Search the material below for the string "text" and extract each line that has it.
● ● ● ●
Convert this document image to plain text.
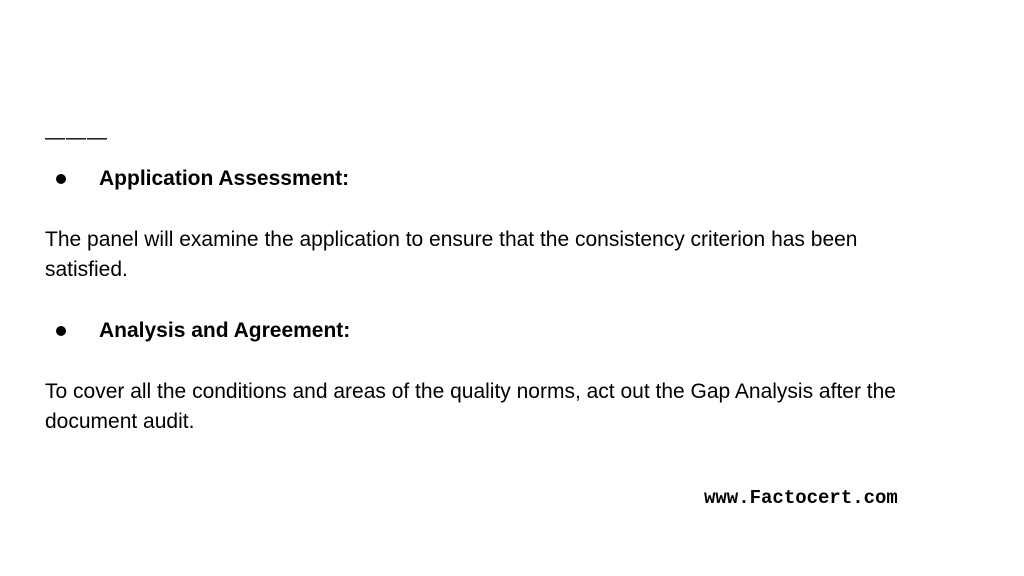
———
Application Assessment:

The panel will examine the application to ensure that the consistency criterion has been satisfied.

Analysis and Agreement:

To cover all the conditions and areas of the quality norms, act out the Gap Analysis after the document audit.

www.Factocert.com
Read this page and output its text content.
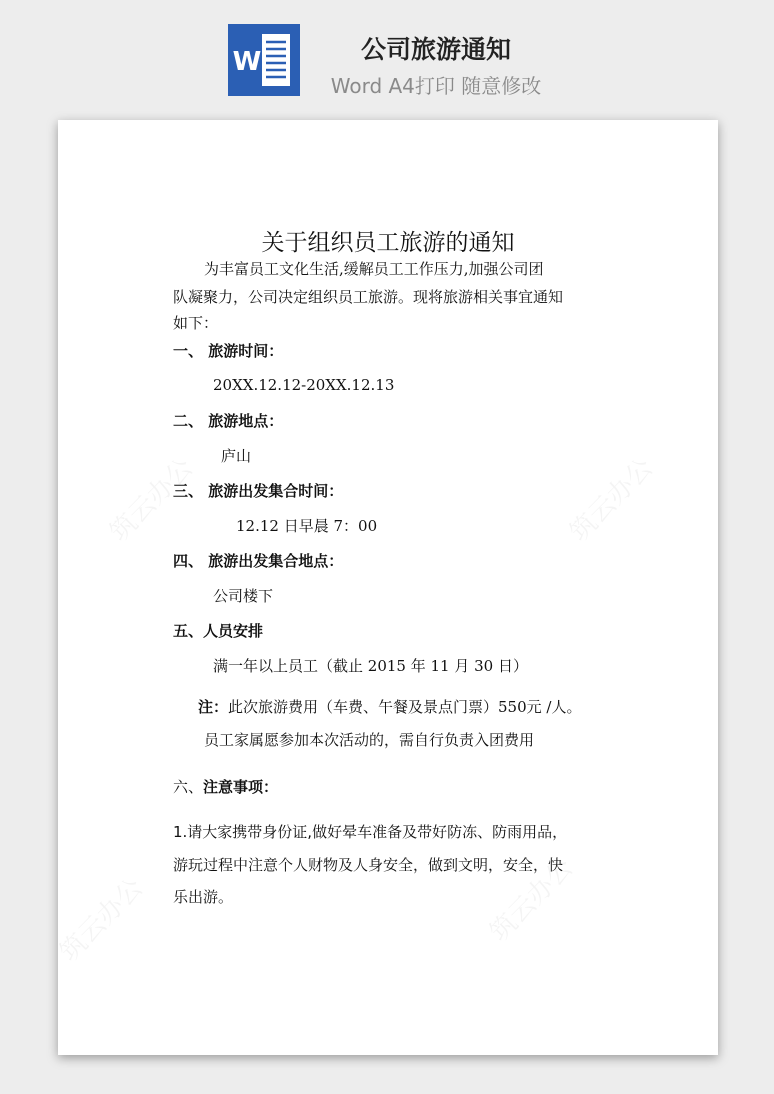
W	公司旅游通知
Word A4打印 随意修改
关于组织员工旅游的通知
为丰富员工文化生活,缓解员工工作压力,加强公司团
队凝聚力，公司决定组织员工旅游。现将旅游相关事宜通知
如下：
一、 旅游时间：
20XX.12.12-20XX.12.13
二、 旅游地点：
庐山
三、 旅游出发集合时间：
12.12 日早晨 7：00
四、 旅游出发集合地点：
公司楼下
五、人员安排
满一年以上员工（截止 2015 年 11 月 30 日）
注：此次旅游费用（车费、午餐及景点门票）550元 /人。
员工家属愿参加本次活动的，需自行负责入团费用
六、注意事项：
1.请大家携带身份证,做好晕车准备及带好防冻、防雨用品，
游玩过程中注意个人财物及人身安全，做到文明，安全，快
乐出游。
● ● ● ●
### Output
Convert this document image to plain text.
Read this page and output its text content.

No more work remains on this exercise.